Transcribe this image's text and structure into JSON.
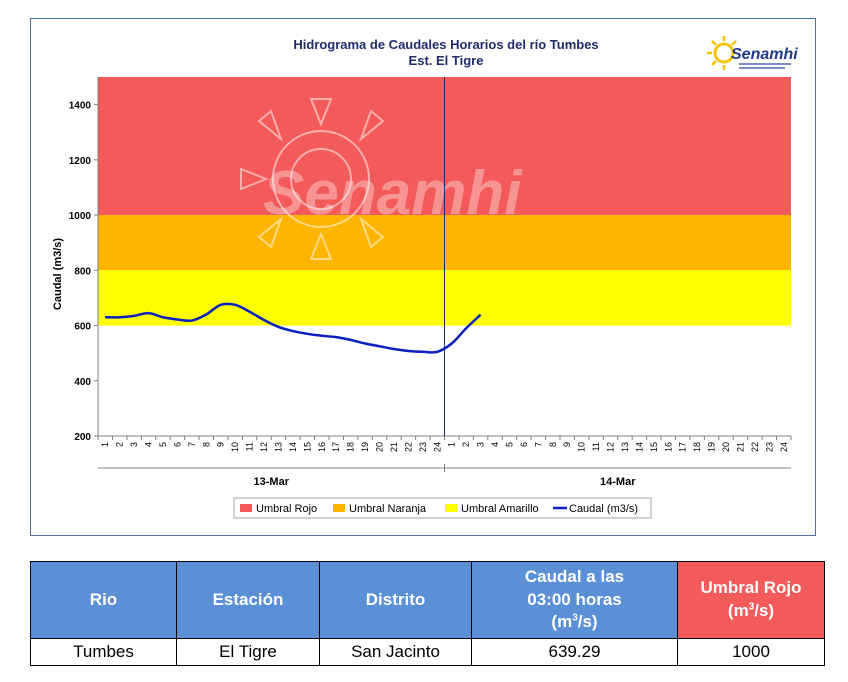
{
  "chart_data": {
    "type": "line",
    "title": "Hidrograma de Caudales Horarios del río Tumbes",
    "subtitle": "Est. El Tigre",
    "ylabel": "Caudal  (m3/s)",
    "xlabel": "",
    "ylim": [
      200,
      1500
    ],
    "yticks": [
      200,
      400,
      600,
      800,
      1000,
      1200,
      1400
    ],
    "x_hours": [
      "1",
      "2",
      "3",
      "4",
      "5",
      "6",
      "7",
      "8",
      "9",
      "10",
      "11",
      "12",
      "13",
      "14",
      "15",
      "16",
      "17",
      "18",
      "19",
      "20",
      "21",
      "22",
      "23",
      "24",
      "1",
      "2",
      "3",
      "4",
      "5",
      "6",
      "7",
      "8",
      "9",
      "10",
      "11",
      "12",
      "13",
      "14",
      "15",
      "16",
      "17",
      "18",
      "19",
      "20",
      "21",
      "22",
      "23",
      "24"
    ],
    "day_labels": [
      "13-Mar",
      "14-Mar"
    ],
    "bands": [
      {
        "name": "Umbral Rojo",
        "from": 1000,
        "to": 1500,
        "color": "#f35a5a"
      },
      {
        "name": "Umbral Naranja",
        "from": 800,
        "to": 1000,
        "color": "#ffb400"
      },
      {
        "name": "Umbral Amarillo",
        "from": 600,
        "to": 800,
        "color": "#ffff00"
      }
    ],
    "series": [
      {
        "name": "Caudal (m3/s)",
        "color": "#0a1fbf",
        "values": [
          630,
          630,
          635,
          645,
          630,
          622,
          618,
          640,
          675,
          675,
          650,
          620,
          595,
          580,
          570,
          563,
          558,
          548,
          535,
          525,
          515,
          508,
          505,
          505,
          535,
          590,
          639.29
        ]
      }
    ],
    "divider_after_hour_index": 23,
    "legend": [
      "Umbral Rojo",
      "Umbral Naranja",
      "Umbral Amarillo",
      "Caudal (m3/s)"
    ],
    "legend_position": "bottom",
    "grid": false
  },
  "logo": {
    "text": "Senamhi",
    "watermark": "Senamhi"
  },
  "table": {
    "headers": {
      "rio": "Rio",
      "estacion": "Estación",
      "distrito": "Distrito",
      "caudal_line1": "Caudal a las",
      "caudal_line2": "03:00 horas",
      "caudal_unit_base": "(m",
      "caudal_unit_sup": "3",
      "caudal_unit_end": "/s)",
      "umbral_line1": "Umbral Rojo",
      "umbral_unit_base": "(m",
      "umbral_unit_sup": "3",
      "umbral_unit_end": "/s)"
    },
    "row": {
      "rio": "Tumbes",
      "estacion": "El Tigre",
      "distrito": "San Jacinto",
      "caudal": "639.29",
      "umbral": "1000"
    }
  },
  "colors": {
    "header_blue": "#5b8fd6",
    "header_red": "#f35a5a",
    "line": "#0a1fbf"
  }
}
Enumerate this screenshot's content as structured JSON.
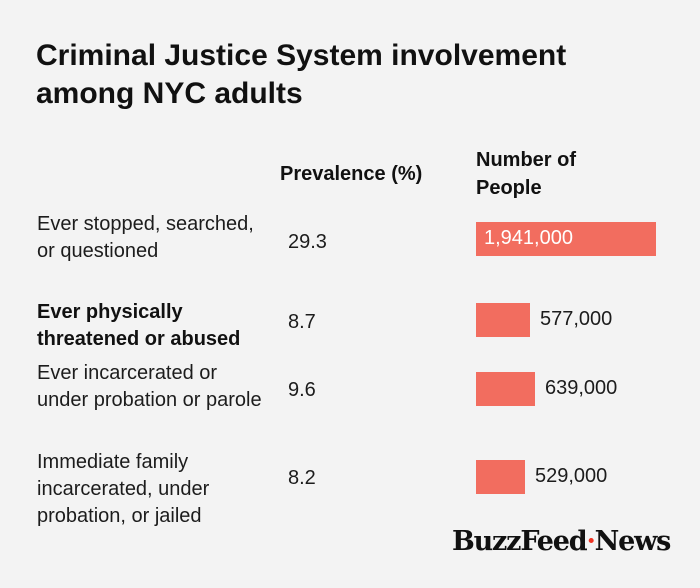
{
  "title": "Criminal Justice System involvement among NYC adults",
  "headers": {
    "prevalence": "Prevalence (%)",
    "number": "Number of People"
  },
  "chart_data": {
    "type": "table",
    "title": "Criminal Justice System involvement among NYC adults",
    "columns": [
      "Prevalence (%)",
      "Number of People"
    ],
    "rows": [
      {
        "label": "Ever stopped, searched, or questioned",
        "prevalence": "29.3",
        "people": 1941000,
        "people_label": "1,941,000",
        "bold": false
      },
      {
        "label": "Ever physically threatened or abused",
        "prevalence": "8.7",
        "people": 577000,
        "people_label": "577,000",
        "bold": true
      },
      {
        "label": "Ever incarcerated or under probation or parole",
        "prevalence": "9.6",
        "people": 639000,
        "people_label": "639,000",
        "bold": false
      },
      {
        "label": "Immediate family incarcerated, under probation, or jailed",
        "prevalence": "8.2",
        "people": 529000,
        "people_label": "529,000",
        "bold": false
      }
    ],
    "bar_color": "#f26d5f"
  },
  "logo": {
    "brand": "BuzzFeed",
    "dot": "·",
    "section": "News",
    "dot_color": "#ee3322"
  }
}
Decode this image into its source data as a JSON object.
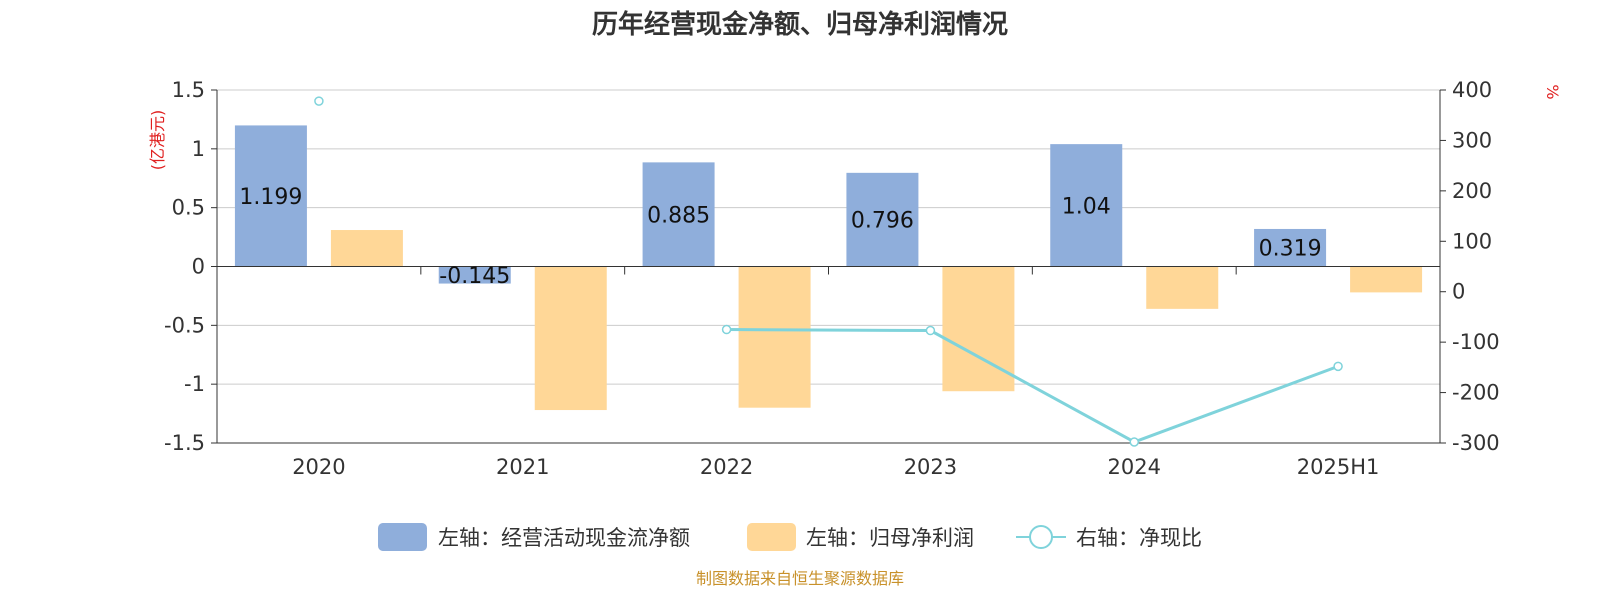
{
  "chart_data": {
    "type": "bar",
    "title": "历年经营现金净额、归母净利润情况",
    "categories": [
      "2020",
      "2021",
      "2022",
      "2023",
      "2024",
      "2025H1"
    ],
    "series": [
      {
        "name": "左轴：经营活动现金流净额",
        "type": "bar",
        "axis": "left",
        "color": "#8FAEDB",
        "values": [
          1.199,
          -0.145,
          0.885,
          0.796,
          1.04,
          0.319
        ],
        "labels": [
          "1.199",
          "-0.145",
          "0.885",
          "0.796",
          "1.04",
          "0.319"
        ]
      },
      {
        "name": "左轴：归母净利润",
        "type": "bar",
        "axis": "left",
        "color": "#FFD797",
        "values": [
          0.31,
          -1.22,
          -1.2,
          -1.06,
          -0.36,
          -0.22
        ]
      },
      {
        "name": "右轴：净现比",
        "type": "line",
        "axis": "right",
        "color": "#7FD3DB",
        "values": [
          378,
          null,
          -75,
          -77,
          -298,
          -148
        ]
      }
    ],
    "y_left": {
      "unit": "(亿港元)",
      "ylim": [
        -1.5,
        1.5
      ],
      "ticks": [
        1.5,
        1,
        0.5,
        0,
        -0.5,
        -1,
        -1.5
      ],
      "tick_labels": [
        "1.5",
        "1",
        "0.5",
        "0",
        "-0.5",
        "-1",
        "-1.5"
      ]
    },
    "y_right": {
      "unit": "%",
      "ylim": [
        -300,
        400
      ],
      "ticks": [
        400,
        300,
        200,
        100,
        0,
        -100,
        -200,
        -300
      ],
      "tick_labels": [
        "400",
        "300",
        "200",
        "100",
        "0",
        "-100",
        "-200",
        "-300"
      ]
    },
    "grid": true,
    "legend_position": "bottom",
    "source": "制图数据来自恒生聚源数据库",
    "colors": {
      "unit": "#E02020",
      "source": "#C8912A",
      "axis": "#333333",
      "grid": "#CCCCCC"
    }
  }
}
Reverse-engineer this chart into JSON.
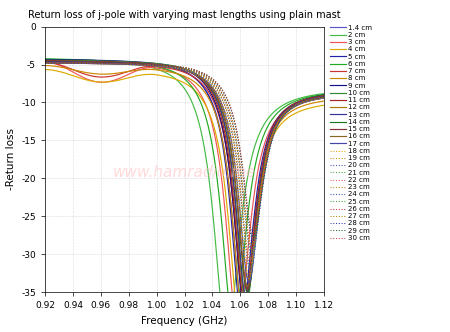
{
  "title": "Return loss of j-pole with varying mast lengths using plain mast",
  "xlabel": "Frequency (GHz)",
  "ylabel": "-Return loss",
  "xlim": [
    0.92,
    1.12
  ],
  "ylim": [
    -35,
    0
  ],
  "xticks": [
    0.92,
    0.94,
    0.96,
    0.98,
    1.0,
    1.02,
    1.04,
    1.06,
    1.08,
    1.1,
    1.12
  ],
  "yticks": [
    0,
    -5,
    -10,
    -15,
    -20,
    -25,
    -30,
    -35
  ],
  "series": [
    {
      "label": "1.4 cm",
      "color": "#5555cc",
      "linestyle": "-",
      "f0": 1.062,
      "depth": -31.0,
      "flat": -4.2,
      "bw": 0.02,
      "early_drop": 0.0
    },
    {
      "label": "2 cm",
      "color": "#44bb44",
      "linestyle": "-",
      "f0": 1.05,
      "depth": -34.5,
      "flat": -4.0,
      "bw": 0.022,
      "early_drop": 0.0
    },
    {
      "label": "3 cm",
      "color": "#ee5555",
      "linestyle": "-",
      "f0": 1.058,
      "depth": -33.0,
      "flat": -4.5,
      "bw": 0.02,
      "early_drop": -2.5
    },
    {
      "label": "4 cm",
      "color": "#ddaa00",
      "linestyle": "-",
      "f0": 1.06,
      "depth": -32.0,
      "flat": -5.5,
      "bw": 0.02,
      "early_drop": -1.5
    },
    {
      "label": "5 cm",
      "color": "#2222aa",
      "linestyle": "-",
      "f0": 1.061,
      "depth": -31.5,
      "flat": -4.3,
      "bw": 0.019,
      "early_drop": 0.0
    },
    {
      "label": "6 cm",
      "color": "#22aa22",
      "linestyle": "-",
      "f0": 1.055,
      "depth": -33.0,
      "flat": -4.1,
      "bw": 0.021,
      "early_drop": 0.0
    },
    {
      "label": "7 cm",
      "color": "#cc3333",
      "linestyle": "-",
      "f0": 1.063,
      "depth": -30.0,
      "flat": -4.6,
      "bw": 0.019,
      "early_drop": -1.8
    },
    {
      "label": "8 cm",
      "color": "#cc8800",
      "linestyle": "-",
      "f0": 1.062,
      "depth": -31.0,
      "flat": -5.0,
      "bw": 0.019,
      "early_drop": -1.0
    },
    {
      "label": "9 cm",
      "color": "#111188",
      "linestyle": "-",
      "f0": 1.063,
      "depth": -30.5,
      "flat": -4.2,
      "bw": 0.019,
      "early_drop": 0.0
    },
    {
      "label": "10 cm",
      "color": "#338833",
      "linestyle": "-",
      "f0": 1.064,
      "depth": -30.0,
      "flat": -4.3,
      "bw": 0.018,
      "early_drop": 0.0
    },
    {
      "label": "11 cm",
      "color": "#aa2222",
      "linestyle": "-",
      "f0": 1.063,
      "depth": -29.5,
      "flat": -4.4,
      "bw": 0.018,
      "early_drop": 0.0
    },
    {
      "label": "12 cm",
      "color": "#aa7700",
      "linestyle": "-",
      "f0": 1.064,
      "depth": -29.0,
      "flat": -4.5,
      "bw": 0.018,
      "early_drop": 0.0
    },
    {
      "label": "13 cm",
      "color": "#333399",
      "linestyle": "-",
      "f0": 1.064,
      "depth": -28.5,
      "flat": -4.5,
      "bw": 0.018,
      "early_drop": 0.0
    },
    {
      "label": "14 cm",
      "color": "#227722",
      "linestyle": "-",
      "f0": 1.065,
      "depth": -28.0,
      "flat": -4.6,
      "bw": 0.018,
      "early_drop": 0.0
    },
    {
      "label": "15 cm",
      "color": "#883333",
      "linestyle": "-",
      "f0": 1.065,
      "depth": -27.5,
      "flat": -4.6,
      "bw": 0.018,
      "early_drop": 0.0
    },
    {
      "label": "16 cm",
      "color": "#886622",
      "linestyle": "-",
      "f0": 1.065,
      "depth": -27.0,
      "flat": -4.7,
      "bw": 0.018,
      "early_drop": 0.0
    },
    {
      "label": "17 cm",
      "color": "#4444aa",
      "linestyle": "-",
      "f0": 1.066,
      "depth": -26.5,
      "flat": -4.7,
      "bw": 0.018,
      "early_drop": 0.0
    },
    {
      "label": "18 cm",
      "color": "#ddaa00",
      "linestyle": ":",
      "f0": 1.066,
      "depth": -26.0,
      "flat": -4.7,
      "bw": 0.018,
      "early_drop": 0.0
    },
    {
      "label": "19 cm",
      "color": "#cc8800",
      "linestyle": ":",
      "f0": 1.066,
      "depth": -25.5,
      "flat": -4.7,
      "bw": 0.018,
      "early_drop": 0.0
    },
    {
      "label": "20 cm",
      "color": "#4455bb",
      "linestyle": ":",
      "f0": 1.067,
      "depth": -25.0,
      "flat": -4.7,
      "bw": 0.018,
      "early_drop": 0.0
    },
    {
      "label": "21 cm",
      "color": "#44aa44",
      "linestyle": ":",
      "f0": 1.067,
      "depth": -24.5,
      "flat": -4.7,
      "bw": 0.018,
      "early_drop": 0.0
    },
    {
      "label": "22 cm",
      "color": "#ee5555",
      "linestyle": ":",
      "f0": 1.067,
      "depth": -24.0,
      "flat": -4.7,
      "bw": 0.018,
      "early_drop": 0.0
    },
    {
      "label": "23 cm",
      "color": "#cc8822",
      "linestyle": ":",
      "f0": 1.067,
      "depth": -23.5,
      "flat": -4.7,
      "bw": 0.018,
      "early_drop": 0.0
    },
    {
      "label": "24 cm",
      "color": "#3355bb",
      "linestyle": ":",
      "f0": 1.068,
      "depth": -23.0,
      "flat": -4.7,
      "bw": 0.018,
      "early_drop": 0.0
    },
    {
      "label": "25 cm",
      "color": "#44aa44",
      "linestyle": ":",
      "f0": 1.068,
      "depth": -22.5,
      "flat": -4.7,
      "bw": 0.018,
      "early_drop": 0.0
    },
    {
      "label": "26 cm",
      "color": "#cc3333",
      "linestyle": ":",
      "f0": 1.068,
      "depth": -22.0,
      "flat": -4.7,
      "bw": 0.018,
      "early_drop": 0.0
    },
    {
      "label": "27 cm",
      "color": "#bb8800",
      "linestyle": ":",
      "f0": 1.068,
      "depth": -21.5,
      "flat": -4.7,
      "bw": 0.018,
      "early_drop": 0.0
    },
    {
      "label": "28 cm",
      "color": "#333399",
      "linestyle": ":",
      "f0": 1.069,
      "depth": -21.0,
      "flat": -4.7,
      "bw": 0.018,
      "early_drop": 0.0
    },
    {
      "label": "29 cm",
      "color": "#226622",
      "linestyle": ":",
      "f0": 1.069,
      "depth": -20.5,
      "flat": -4.7,
      "bw": 0.018,
      "early_drop": 0.0
    },
    {
      "label": "30 cm",
      "color": "#cc4444",
      "linestyle": ":",
      "f0": 1.069,
      "depth": -20.0,
      "flat": -4.7,
      "bw": 0.018,
      "early_drop": 0.0
    }
  ],
  "watermark": "www.hamradio.me",
  "background_color": "#ffffff"
}
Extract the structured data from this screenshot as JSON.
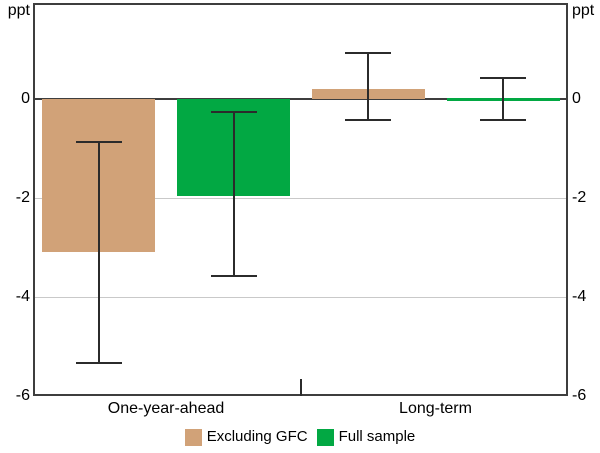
{
  "chart": {
    "unit_left": "ppt",
    "unit_right": "ppt"
  },
  "legend": [
    {
      "label": "Excluding GFC",
      "color": "#d1a278"
    },
    {
      "label": "Full sample",
      "color": "#02a843"
    }
  ],
  "chart_data": {
    "type": "bar",
    "categories": [
      "One-year-ahead",
      "Long-term"
    ],
    "series": [
      {
        "name": "Excluding GFC",
        "color": "#d1a278",
        "values": [
          -3.1,
          0.2
        ],
        "ci": [
          [
            -5.35,
            -0.85
          ],
          [
            -0.45,
            0.95
          ]
        ]
      },
      {
        "name": "Full sample",
        "color": "#02a843",
        "values": [
          -1.95,
          0.02
        ],
        "ci": [
          [
            -3.6,
            -0.25
          ],
          [
            -0.45,
            0.45
          ]
        ]
      }
    ],
    "title": "",
    "xlabel": "",
    "ylabel": "ppt",
    "ylim": [
      -6,
      1.94
    ],
    "yticks": [
      {
        "label": "0",
        "value": 0
      },
      {
        "label": "-2",
        "value": -2
      },
      {
        "label": "-4",
        "value": -4
      },
      {
        "label": "-6",
        "value": -6
      }
    ],
    "grid": "horizontal-light",
    "zero_line": true,
    "legend_position": "bottom-center",
    "error_bar_color": "#2b2b2b",
    "frame_color": "#3e3e3e",
    "gridline_color": "#c9c9c9"
  }
}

________________________________________

# [TO DO]
Determine how many lines include the string "Excluding". Give no answer but the number.

# [ANSWER IN FULL]
2